Dataset records

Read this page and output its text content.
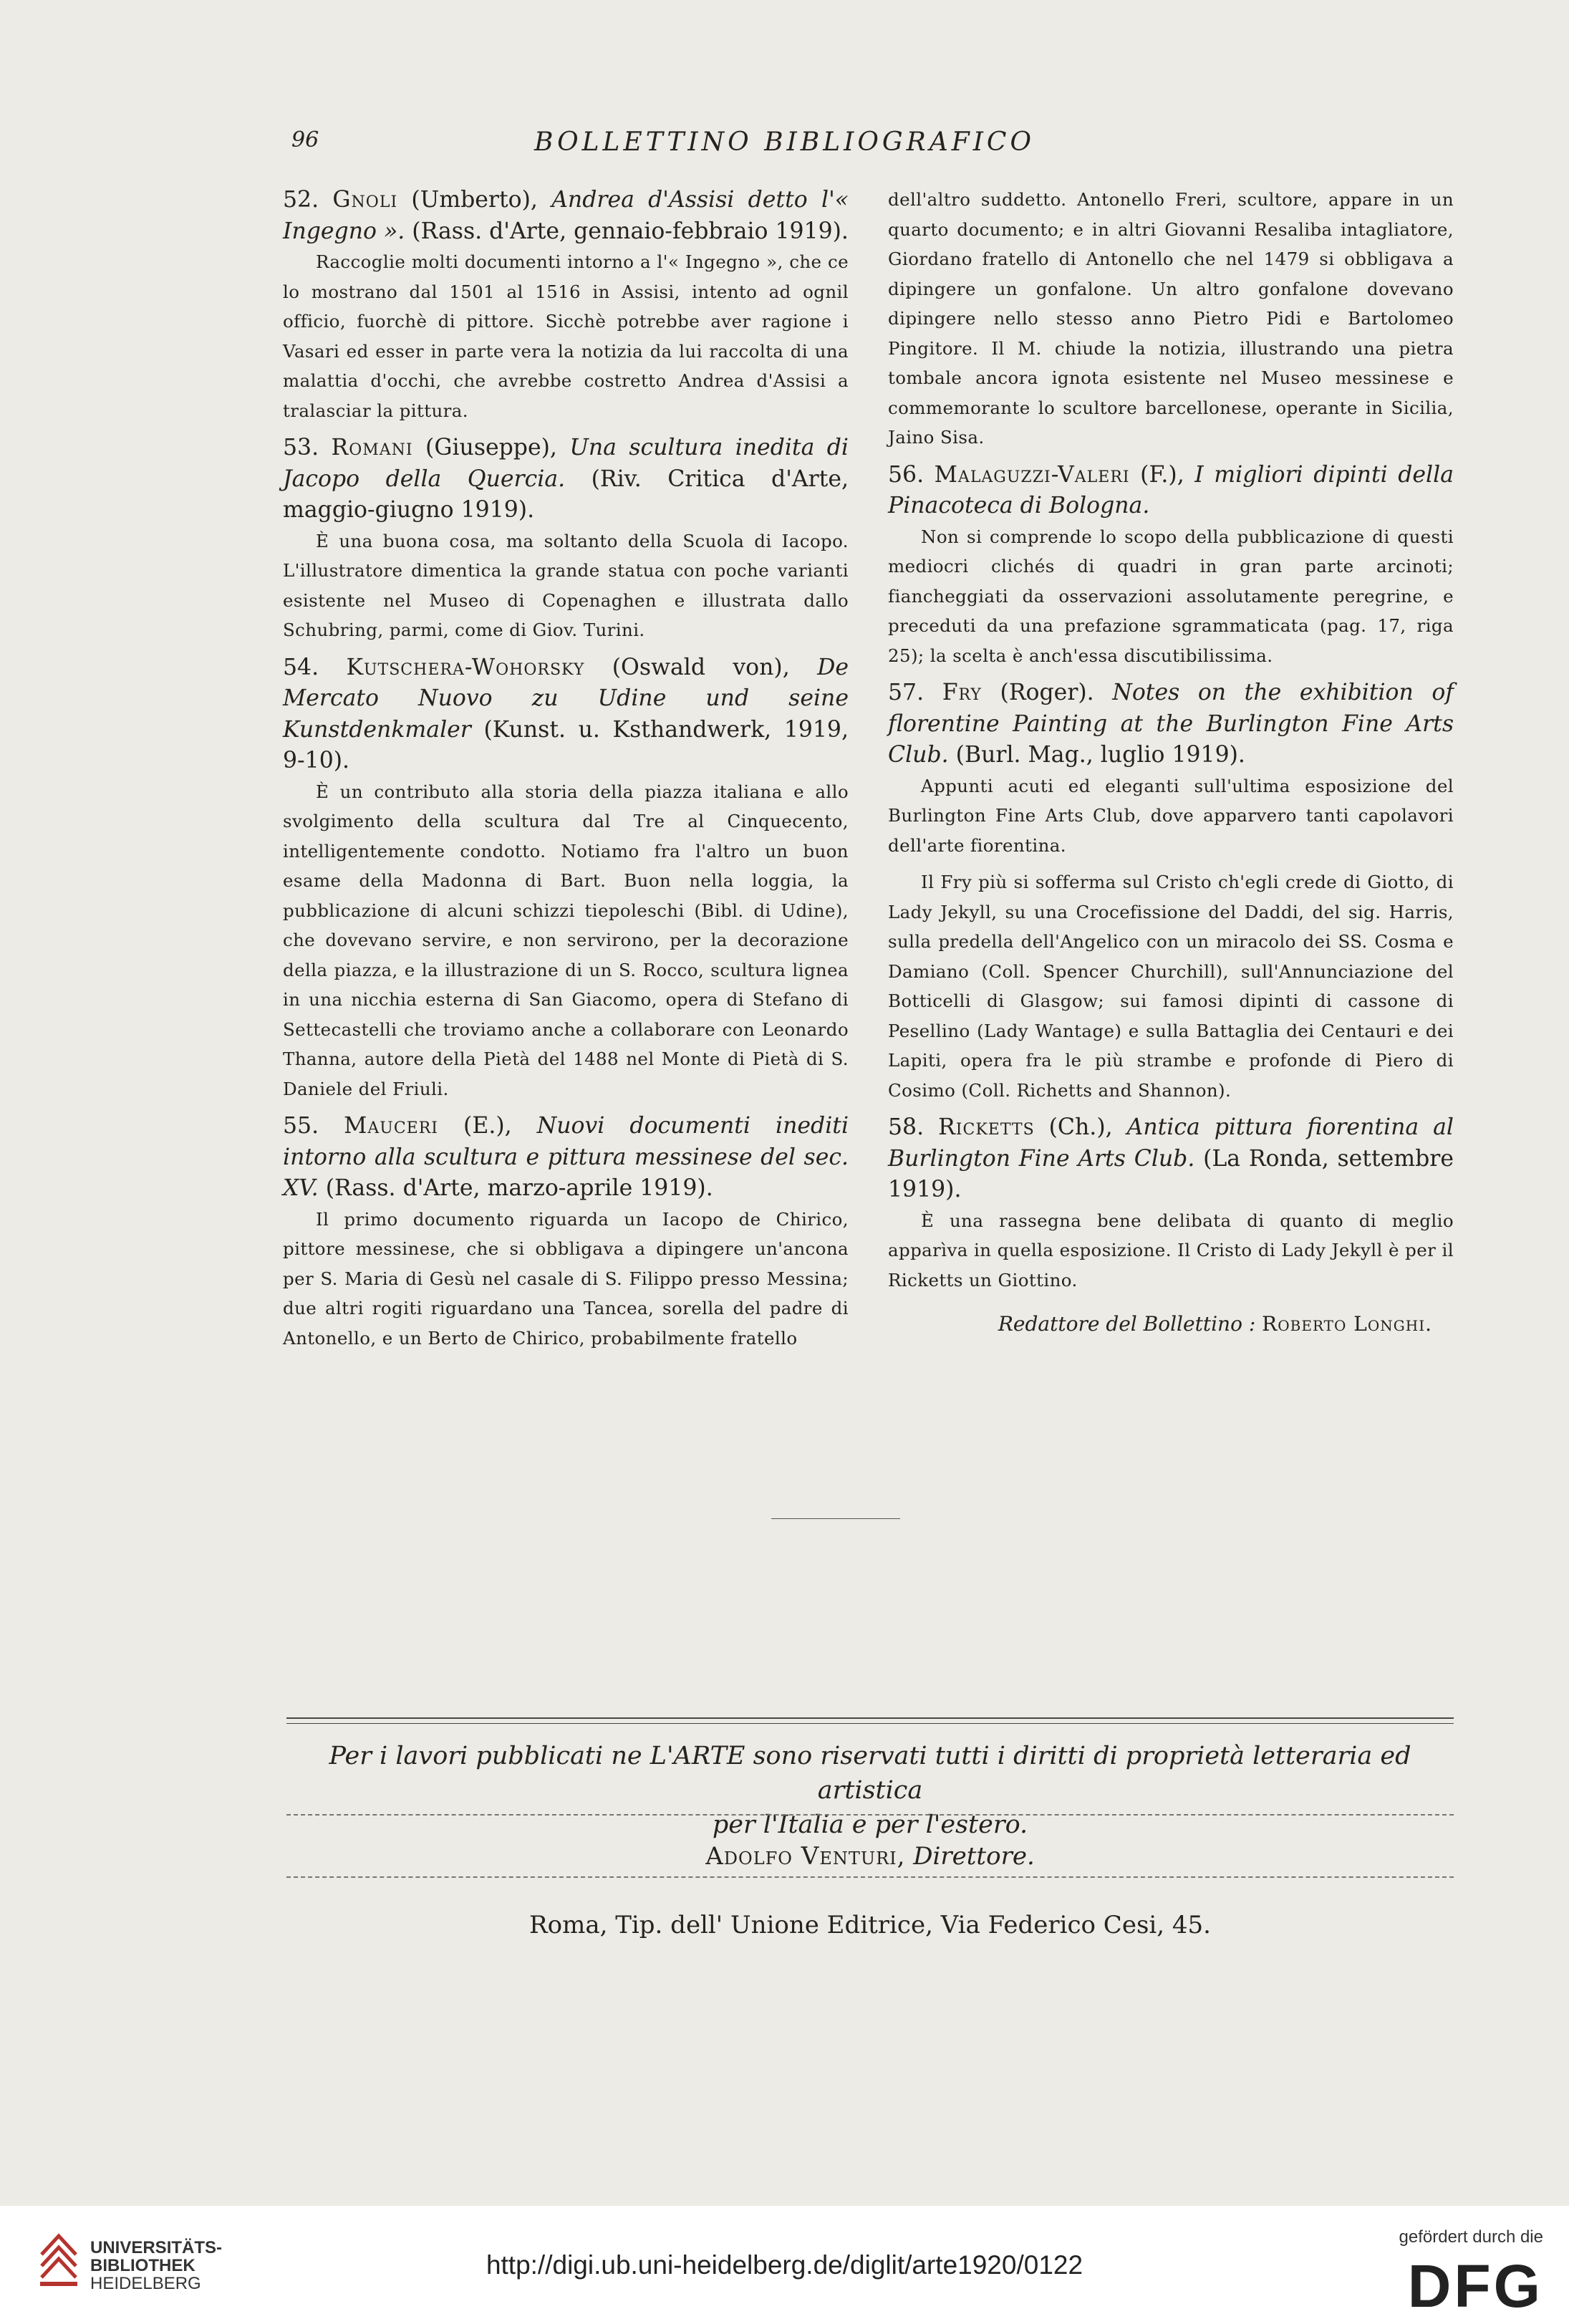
96	BOLLETTINO BIBLIOGRAFICO

52. Gnoli (Umberto), Andrea d'Assisi detto l'« Ingegno ». (Rass. d'Arte, gennaio-febbraio 1919).

Raccoglie molti documenti intorno a l'« Ingegno », che ce lo mostrano dal 1501 al 1516 in Assisi, intento ad ognil officio, fuorchè di pittore. Sicchè potrebbe aver ragione i Vasari ed esser in parte vera la notizia da lui raccolta di una malattia d'occhi, che avrebbe costretto Andrea d'Assisi a tralasciar la pittura.

53. Romani (Giuseppe), Una scultura inedita di Jacopo della Quercia. (Riv. Critica d'Arte, maggio-giugno 1919).

È una buona cosa, ma soltanto della Scuola di Iacopo. L'illustratore dimentica la grande statua con poche varianti esistente nel Museo di Copenaghen e illustrata dallo Schubring, parmi, come di Giov. Turini.

54. Kutschera-Wohorsky (Oswald von), De Mercato Nuovo zu Udine und seine Kunstdenkmaler (Kunst. u. Ksthandwerk, 1919, 9-10).

È un contributo alla storia della piazza italiana e allo svolgimento della scultura dal Tre al Cinquecento, intelligentemente condotto. Notiamo fra l'altro un buon esame della Madonna di Bart. Buon nella loggia, la pubblicazione di alcuni schizzi tiepoleschi (Bibl. di Udine), che dovevano servire, e non servirono, per la decorazione della piazza, e la illustrazione di un S. Rocco, scultura lignea in una nicchia esterna di San Giacomo, opera di Stefano di Settecastelli che troviamo anche a collaborare con Leonardo Thanna, autore della Pietà del 1488 nel Monte di Pietà di S. Daniele del Friuli.

55. Mauceri (E.), Nuovi documenti inediti intorno alla scultura e pittura messinese del sec. XV. (Rass. d'Arte, marzo-aprile 1919).

Il primo documento riguarda un Iacopo de Chirico, pittore messinese, che si obbligava a dipingere un'ancona per S. Maria di Gesù nel casale di S. Filippo presso Messina; due altri rogiti riguardano una Tancea, sorella del padre di Antonello, e un Berto de Chirico, probabilmente fratello

dell'altro suddetto. Antonello Freri, scultore, appare in un quarto documento; e in altri Giovanni Resaliba intagliatore, Giordano fratello di Antonello che nel 1479 si obbligava a dipingere un gonfalone. Un altro gonfalone dovevano dipingere nello stesso anno Pietro Pidi e Bartolomeo Pingitore. Il M. chiude la notizia, illustrando una pietra tombale ancora ignota esistente nel Museo messinese e commemorante lo scultore barcellonese, operante in Sicilia, Jaino Sisa.

56. Malaguzzi-Valeri (F.), I migliori dipinti della Pinacoteca di Bologna.

Non si comprende lo scopo della pubblicazione di questi mediocri clichés di quadri in gran parte arcinoti; fiancheggiati da osservazioni assolutamente peregrine, e preceduti da una prefazione sgrammaticata (pag. 17, riga 25); la scelta è anch'essa discutibilissima.

57. Fry (Roger). Notes on the exhibition of florentine Painting at the Burlington Fine Arts Club. (Burl. Mag., luglio 1919).

Appunti acuti ed eleganti sull'ultima esposizione del Burlington Fine Arts Club, dove apparvero tanti capolavori dell'arte fiorentina.

Il Fry più si sofferma sul Cristo ch'egli crede di Giotto, di Lady Jekyll, su una Crocefissione del Daddi, del sig. Harris, sulla predella dell'Angelico con un miracolo dei SS. Cosma e Damiano (Coll. Spencer Churchill), sull'Annunciazione del Botticelli di Glasgow; sui famosi dipinti di cassone di Pesellino (Lady Wantage) e sulla Battaglia dei Centauri e dei Lapiti, opera fra le più strambe e profonde di Piero di Cosimo (Coll. Richetts and Shannon).

58. Ricketts (Ch.), Antica pittura fiorentina al Burlington Fine Arts Club. (La Ronda, settembre 1919).

È una rassegna bene delibata di quanto di meglio apparìva in quella esposizione. Il Cristo di Lady Jekyll è per il Ricketts un Giottino.

Redattore del Bollettino : Roberto Longhi.
Per i lavori pubblicati ne L'ARTE sono riservati tutti i diritti di proprietà letteraria ed artistica
per l'Italia e per l'estero.
Adolfo Venturi, Direttore.
Roma, Tip. dell' Unione Editrice, Via Federico Cesi, 45.
UNIVERSITÄTS-
BIBLIOTHEK
HEIDELBERG
http://digi.ub.uni-heidelberg.de/diglit/arte1920/0122
gefördert durch die
DFG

**PROBLEM TO SOLVE:**
Leave out the pictures and output every record above precisely as given.

**FINISHED ANSWER:**
Read this page and output its text content.
96	BOLLETTINO BIBLIOGRAFICO

52. Gnoli (Umberto), Andrea d'Assisi detto l'« Ingegno ». (Rass. d'Arte, gennaio-febbraio 1919).

Raccoglie molti documenti intorno a l'« Ingegno », che ce lo mostrano dal 1501 al 1516 in Assisi, intento ad ognil officio, fuorchè di pittore. Sicchè potrebbe aver ragione i Vasari ed esser in parte vera la notizia da lui raccolta di una malattia d'occhi, che avrebbe costretto Andrea d'Assisi a tralasciar la pittura.

53. Romani (Giuseppe), Una scultura inedita di Jacopo della Quercia. (Riv. Critica d'Arte, maggio-giugno 1919).

È una buona cosa, ma soltanto della Scuola di Iacopo. L'illustratore dimentica la grande statua con poche varianti esistente nel Museo di Copenaghen e illustrata dallo Schubring, parmi, come di Giov. Turini.

54. Kutschera-Wohorsky (Oswald von), De Mercato Nuovo zu Udine und seine Kunstdenkmaler (Kunst. u. Ksthandwerk, 1919, 9-10).

È un contributo alla storia della piazza italiana e allo svolgimento della scultura dal Tre al Cinquecento, intelligentemente condotto. Notiamo fra l'altro un buon esame della Madonna di Bart. Buon nella loggia, la pubblicazione di alcuni schizzi tiepoleschi (Bibl. di Udine), che dovevano servire, e non servirono, per la decorazione della piazza, e la illustrazione di un S. Rocco, scultura lignea in una nicchia esterna di San Giacomo, opera di Stefano di Settecastelli che troviamo anche a collaborare con Leonardo Thanna, autore della Pietà del 1488 nel Monte di Pietà di S. Daniele del Friuli.

55. Mauceri (E.), Nuovi documenti inediti intorno alla scultura e pittura messinese del sec. XV. (Rass. d'Arte, marzo-aprile 1919).

Il primo documento riguarda un Iacopo de Chirico, pittore messinese, che si obbligava a dipingere un'ancona per S. Maria di Gesù nel casale di S. Filippo presso Messina; due altri rogiti riguardano una Tancea, sorella del padre di Antonello, e un Berto de Chirico, probabilmente fratello

dell'altro suddetto. Antonello Freri, scultore, appare in un quarto documento; e in altri Giovanni Resaliba intagliatore, Giordano fratello di Antonello che nel 1479 si obbligava a dipingere un gonfalone. Un altro gonfalone dovevano dipingere nello stesso anno Pietro Pidi e Bartolomeo Pingitore. Il M. chiude la notizia, illustrando una pietra tombale ancora ignota esistente nel Museo messinese e commemorante lo scultore barcellonese, operante in Sicilia, Jaino Sisa.

56. Malaguzzi-Valeri (F.), I migliori dipinti della Pinacoteca di Bologna.

Non si comprende lo scopo della pubblicazione di questi mediocri clichés di quadri in gran parte arcinoti; fiancheggiati da osservazioni assolutamente peregrine, e preceduti da una prefazione sgrammaticata (pag. 17, riga 25); la scelta è anch'essa discutibilissima.

57. Fry (Roger). Notes on the exhibition of florentine Painting at the Burlington Fine Arts Club. (Burl. Mag., luglio 1919).

Appunti acuti ed eleganti sull'ultima esposizione del Burlington Fine Arts Club, dove apparvero tanti capolavori dell'arte fiorentina.

Il Fry più si sofferma sul Cristo ch'egli crede di Giotto, di Lady Jekyll, su una Crocefissione del Daddi, del sig. Harris, sulla predella dell'Angelico con un miracolo dei SS. Cosma e Damiano (Coll. Spencer Churchill), sull'Annunciazione del Botticelli di Glasgow; sui famosi dipinti di cassone di Pesellino (Lady Wantage) e sulla Battaglia dei Centauri e dei Lapiti, opera fra le più strambe e profonde di Piero di Cosimo (Coll. Richetts and Shannon).

58. Ricketts (Ch.), Antica pittura fiorentina al Burlington Fine Arts Club. (La Ronda, settembre 1919).

È una rassegna bene delibata di quanto di meglio apparìva in quella esposizione. Il Cristo di Lady Jekyll è per il Ricketts un Giottino.

Redattore del Bollettino : Roberto Longhi.
Per i lavori pubblicati ne L'ARTE sono riservati tutti i diritti di proprietà letteraria ed artistica
per l'Italia e per l'estero.
Adolfo Venturi, Direttore.
Roma, Tip. dell' Unione Editrice, Via Federico Cesi, 45.
UNIVERSITÄTS-
BIBLIOTHEK
HEIDELBERG
http://digi.ub.uni-heidelberg.de/diglit/arte1920/0122
gefördert durch die
DFG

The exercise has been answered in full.